Of all the lines in the material, how many include the word "Kerdia"? Reply with the number alone.

>> BEGIN

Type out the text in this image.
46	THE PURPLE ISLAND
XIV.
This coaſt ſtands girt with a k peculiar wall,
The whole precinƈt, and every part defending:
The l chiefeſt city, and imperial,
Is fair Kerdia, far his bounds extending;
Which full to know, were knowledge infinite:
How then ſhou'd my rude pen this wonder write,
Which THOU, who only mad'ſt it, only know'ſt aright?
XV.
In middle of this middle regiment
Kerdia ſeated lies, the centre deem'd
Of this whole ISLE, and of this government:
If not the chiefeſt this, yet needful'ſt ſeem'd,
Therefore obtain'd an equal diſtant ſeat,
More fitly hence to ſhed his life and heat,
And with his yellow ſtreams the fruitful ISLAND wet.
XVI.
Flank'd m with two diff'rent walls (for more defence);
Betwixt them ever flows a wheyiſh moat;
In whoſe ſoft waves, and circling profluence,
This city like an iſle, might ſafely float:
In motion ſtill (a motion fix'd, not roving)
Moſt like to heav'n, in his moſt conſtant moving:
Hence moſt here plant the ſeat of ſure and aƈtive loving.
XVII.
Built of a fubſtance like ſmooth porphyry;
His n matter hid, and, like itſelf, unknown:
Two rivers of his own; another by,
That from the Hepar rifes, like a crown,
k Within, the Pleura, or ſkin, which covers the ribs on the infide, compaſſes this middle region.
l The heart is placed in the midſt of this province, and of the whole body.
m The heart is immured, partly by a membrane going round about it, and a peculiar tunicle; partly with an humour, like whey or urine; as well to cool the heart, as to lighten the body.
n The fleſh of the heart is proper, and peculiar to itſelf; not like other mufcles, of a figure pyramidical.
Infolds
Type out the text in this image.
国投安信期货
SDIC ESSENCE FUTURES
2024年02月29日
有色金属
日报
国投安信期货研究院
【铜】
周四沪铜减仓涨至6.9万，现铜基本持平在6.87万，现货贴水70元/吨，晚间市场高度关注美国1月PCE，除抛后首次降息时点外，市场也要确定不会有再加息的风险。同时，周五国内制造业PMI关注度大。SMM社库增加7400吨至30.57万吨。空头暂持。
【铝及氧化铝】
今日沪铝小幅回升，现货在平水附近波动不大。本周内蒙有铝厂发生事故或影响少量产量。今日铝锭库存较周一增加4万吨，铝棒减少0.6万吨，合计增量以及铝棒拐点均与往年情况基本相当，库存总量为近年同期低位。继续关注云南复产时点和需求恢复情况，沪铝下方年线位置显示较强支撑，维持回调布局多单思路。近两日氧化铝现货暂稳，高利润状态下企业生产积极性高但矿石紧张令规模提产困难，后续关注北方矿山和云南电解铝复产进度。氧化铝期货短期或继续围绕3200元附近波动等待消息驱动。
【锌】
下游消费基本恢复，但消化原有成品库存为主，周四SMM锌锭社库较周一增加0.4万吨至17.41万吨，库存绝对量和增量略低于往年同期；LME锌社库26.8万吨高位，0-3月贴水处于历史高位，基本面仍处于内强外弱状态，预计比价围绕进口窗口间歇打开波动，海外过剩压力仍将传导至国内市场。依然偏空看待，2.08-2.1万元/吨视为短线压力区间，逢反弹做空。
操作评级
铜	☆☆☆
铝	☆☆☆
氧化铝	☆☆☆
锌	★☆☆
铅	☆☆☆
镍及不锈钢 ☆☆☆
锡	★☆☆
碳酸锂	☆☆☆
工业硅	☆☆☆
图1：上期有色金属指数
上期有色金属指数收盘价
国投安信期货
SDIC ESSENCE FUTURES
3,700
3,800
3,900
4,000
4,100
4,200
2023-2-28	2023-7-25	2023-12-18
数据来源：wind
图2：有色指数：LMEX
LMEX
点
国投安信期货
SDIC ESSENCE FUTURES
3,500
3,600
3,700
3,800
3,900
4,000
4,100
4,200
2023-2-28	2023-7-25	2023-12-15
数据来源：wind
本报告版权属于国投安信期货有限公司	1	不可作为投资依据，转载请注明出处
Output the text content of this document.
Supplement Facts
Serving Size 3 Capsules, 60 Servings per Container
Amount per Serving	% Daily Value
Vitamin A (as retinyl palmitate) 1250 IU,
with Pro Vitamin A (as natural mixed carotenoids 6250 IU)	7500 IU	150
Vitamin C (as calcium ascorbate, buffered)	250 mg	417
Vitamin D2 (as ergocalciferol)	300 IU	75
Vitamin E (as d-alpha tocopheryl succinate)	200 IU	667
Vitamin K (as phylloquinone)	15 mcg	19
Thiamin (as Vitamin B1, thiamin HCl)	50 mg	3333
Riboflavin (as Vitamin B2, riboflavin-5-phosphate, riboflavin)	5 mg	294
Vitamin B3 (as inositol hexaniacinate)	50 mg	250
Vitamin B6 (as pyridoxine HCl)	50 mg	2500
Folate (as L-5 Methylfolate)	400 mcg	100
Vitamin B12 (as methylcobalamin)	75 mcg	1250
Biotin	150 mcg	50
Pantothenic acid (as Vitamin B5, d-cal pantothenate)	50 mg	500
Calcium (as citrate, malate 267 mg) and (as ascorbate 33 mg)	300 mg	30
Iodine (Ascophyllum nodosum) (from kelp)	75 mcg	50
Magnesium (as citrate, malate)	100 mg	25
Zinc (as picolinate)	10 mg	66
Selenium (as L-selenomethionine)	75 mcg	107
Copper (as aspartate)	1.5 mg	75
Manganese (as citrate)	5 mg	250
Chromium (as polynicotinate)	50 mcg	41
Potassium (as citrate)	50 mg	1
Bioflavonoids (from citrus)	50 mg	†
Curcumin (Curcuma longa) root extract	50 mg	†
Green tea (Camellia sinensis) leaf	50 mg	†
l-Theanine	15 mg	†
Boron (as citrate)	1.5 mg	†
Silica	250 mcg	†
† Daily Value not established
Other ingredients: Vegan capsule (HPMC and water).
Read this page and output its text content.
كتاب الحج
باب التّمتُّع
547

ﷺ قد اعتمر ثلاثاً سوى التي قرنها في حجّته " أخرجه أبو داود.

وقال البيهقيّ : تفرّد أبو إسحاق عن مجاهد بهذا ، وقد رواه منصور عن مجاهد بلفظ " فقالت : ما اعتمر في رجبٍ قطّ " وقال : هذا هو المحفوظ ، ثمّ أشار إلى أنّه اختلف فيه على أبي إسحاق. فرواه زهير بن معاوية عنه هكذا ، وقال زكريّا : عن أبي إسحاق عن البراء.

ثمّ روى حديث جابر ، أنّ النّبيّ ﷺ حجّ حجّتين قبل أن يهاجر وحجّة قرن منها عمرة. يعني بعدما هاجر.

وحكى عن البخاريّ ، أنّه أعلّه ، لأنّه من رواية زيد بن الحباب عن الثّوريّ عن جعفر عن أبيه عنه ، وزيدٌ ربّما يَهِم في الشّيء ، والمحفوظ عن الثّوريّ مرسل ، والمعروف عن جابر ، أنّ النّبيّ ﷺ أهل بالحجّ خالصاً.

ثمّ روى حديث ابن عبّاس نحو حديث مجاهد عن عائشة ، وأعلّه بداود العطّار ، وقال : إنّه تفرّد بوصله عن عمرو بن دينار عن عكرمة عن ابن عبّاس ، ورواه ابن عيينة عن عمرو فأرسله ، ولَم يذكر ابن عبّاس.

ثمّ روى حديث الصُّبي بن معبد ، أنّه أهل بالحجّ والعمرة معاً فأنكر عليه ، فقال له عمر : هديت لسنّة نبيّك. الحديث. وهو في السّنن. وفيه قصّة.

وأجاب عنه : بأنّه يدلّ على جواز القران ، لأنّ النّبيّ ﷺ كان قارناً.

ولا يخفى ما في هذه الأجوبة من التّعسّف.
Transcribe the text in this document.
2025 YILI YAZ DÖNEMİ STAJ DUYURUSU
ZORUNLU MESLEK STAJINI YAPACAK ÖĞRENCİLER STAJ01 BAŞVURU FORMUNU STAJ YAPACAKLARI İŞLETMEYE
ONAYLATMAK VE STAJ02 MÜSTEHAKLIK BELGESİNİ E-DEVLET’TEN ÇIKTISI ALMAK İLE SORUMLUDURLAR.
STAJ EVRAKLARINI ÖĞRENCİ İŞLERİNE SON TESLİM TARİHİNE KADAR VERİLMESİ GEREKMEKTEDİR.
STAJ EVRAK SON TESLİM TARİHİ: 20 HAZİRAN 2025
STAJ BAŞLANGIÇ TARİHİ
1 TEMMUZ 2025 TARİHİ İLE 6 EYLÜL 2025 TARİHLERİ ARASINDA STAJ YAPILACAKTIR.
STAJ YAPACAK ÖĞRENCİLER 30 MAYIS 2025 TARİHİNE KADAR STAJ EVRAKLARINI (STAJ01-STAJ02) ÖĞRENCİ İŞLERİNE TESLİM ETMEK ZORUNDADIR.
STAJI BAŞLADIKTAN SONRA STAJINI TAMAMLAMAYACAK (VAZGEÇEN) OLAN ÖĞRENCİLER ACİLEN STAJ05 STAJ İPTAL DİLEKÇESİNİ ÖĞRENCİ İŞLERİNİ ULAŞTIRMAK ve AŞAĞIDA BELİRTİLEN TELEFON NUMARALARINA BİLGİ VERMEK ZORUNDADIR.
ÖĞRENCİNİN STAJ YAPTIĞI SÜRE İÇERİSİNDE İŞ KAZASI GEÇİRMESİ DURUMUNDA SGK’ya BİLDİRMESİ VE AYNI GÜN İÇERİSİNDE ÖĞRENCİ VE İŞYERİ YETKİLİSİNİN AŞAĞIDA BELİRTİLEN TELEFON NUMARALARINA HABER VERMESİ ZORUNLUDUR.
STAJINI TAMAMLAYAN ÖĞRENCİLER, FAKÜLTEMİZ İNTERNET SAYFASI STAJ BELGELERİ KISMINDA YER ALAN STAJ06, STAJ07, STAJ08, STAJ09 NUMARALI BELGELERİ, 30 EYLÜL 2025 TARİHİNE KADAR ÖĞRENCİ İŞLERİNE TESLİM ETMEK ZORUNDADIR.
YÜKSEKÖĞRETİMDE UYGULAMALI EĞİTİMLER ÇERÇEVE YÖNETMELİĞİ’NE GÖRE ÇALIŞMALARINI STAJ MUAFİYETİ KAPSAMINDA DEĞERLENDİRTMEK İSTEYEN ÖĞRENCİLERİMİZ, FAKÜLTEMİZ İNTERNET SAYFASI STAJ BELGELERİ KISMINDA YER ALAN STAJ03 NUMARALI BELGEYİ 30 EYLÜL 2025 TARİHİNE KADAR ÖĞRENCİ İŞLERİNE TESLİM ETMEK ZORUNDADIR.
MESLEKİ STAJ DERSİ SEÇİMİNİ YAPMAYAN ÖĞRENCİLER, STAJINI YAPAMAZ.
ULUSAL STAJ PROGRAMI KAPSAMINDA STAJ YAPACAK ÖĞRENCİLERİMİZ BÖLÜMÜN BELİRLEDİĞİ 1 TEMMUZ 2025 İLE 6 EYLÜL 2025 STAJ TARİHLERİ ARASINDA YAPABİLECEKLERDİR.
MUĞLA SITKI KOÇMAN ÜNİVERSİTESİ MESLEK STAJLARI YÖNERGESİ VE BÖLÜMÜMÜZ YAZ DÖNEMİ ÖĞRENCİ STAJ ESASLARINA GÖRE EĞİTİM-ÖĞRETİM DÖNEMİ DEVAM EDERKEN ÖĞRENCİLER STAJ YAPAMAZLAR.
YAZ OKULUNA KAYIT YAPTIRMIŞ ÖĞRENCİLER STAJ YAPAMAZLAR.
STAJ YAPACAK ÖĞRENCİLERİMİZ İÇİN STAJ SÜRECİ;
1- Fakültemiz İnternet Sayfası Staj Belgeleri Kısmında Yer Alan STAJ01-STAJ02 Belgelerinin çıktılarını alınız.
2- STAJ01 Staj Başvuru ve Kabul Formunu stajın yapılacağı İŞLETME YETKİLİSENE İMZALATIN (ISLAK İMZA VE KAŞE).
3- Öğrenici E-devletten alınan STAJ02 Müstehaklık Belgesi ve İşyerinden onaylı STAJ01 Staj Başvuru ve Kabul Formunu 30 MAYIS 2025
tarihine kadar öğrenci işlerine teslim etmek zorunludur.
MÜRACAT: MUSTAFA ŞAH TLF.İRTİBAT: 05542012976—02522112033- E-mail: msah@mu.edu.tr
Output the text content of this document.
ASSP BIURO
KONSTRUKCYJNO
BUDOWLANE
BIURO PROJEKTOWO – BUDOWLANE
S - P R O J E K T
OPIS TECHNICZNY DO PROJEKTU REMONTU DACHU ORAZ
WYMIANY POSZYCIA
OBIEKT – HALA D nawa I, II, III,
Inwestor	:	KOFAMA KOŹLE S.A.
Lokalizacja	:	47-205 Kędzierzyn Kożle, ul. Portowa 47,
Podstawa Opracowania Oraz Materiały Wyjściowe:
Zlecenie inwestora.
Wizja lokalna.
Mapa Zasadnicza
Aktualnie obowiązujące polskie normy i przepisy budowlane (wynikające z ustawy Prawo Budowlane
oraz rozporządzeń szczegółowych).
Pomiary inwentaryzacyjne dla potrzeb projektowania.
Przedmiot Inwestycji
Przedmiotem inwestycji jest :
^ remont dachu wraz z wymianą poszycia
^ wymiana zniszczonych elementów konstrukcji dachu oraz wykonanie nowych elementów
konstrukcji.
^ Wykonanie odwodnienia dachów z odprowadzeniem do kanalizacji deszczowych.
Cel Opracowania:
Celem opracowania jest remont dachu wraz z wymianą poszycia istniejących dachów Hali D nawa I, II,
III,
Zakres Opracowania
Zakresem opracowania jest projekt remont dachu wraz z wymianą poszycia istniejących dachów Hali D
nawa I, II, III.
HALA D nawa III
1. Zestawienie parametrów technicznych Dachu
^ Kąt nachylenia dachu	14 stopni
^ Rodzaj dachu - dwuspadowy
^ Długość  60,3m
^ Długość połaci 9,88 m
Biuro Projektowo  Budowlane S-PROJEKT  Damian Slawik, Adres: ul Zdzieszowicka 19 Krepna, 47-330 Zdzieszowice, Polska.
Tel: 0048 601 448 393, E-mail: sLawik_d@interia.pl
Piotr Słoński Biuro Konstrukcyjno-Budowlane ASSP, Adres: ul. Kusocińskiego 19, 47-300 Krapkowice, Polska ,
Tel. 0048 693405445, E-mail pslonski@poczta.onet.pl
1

>> END

→ FULL ANSWER: 2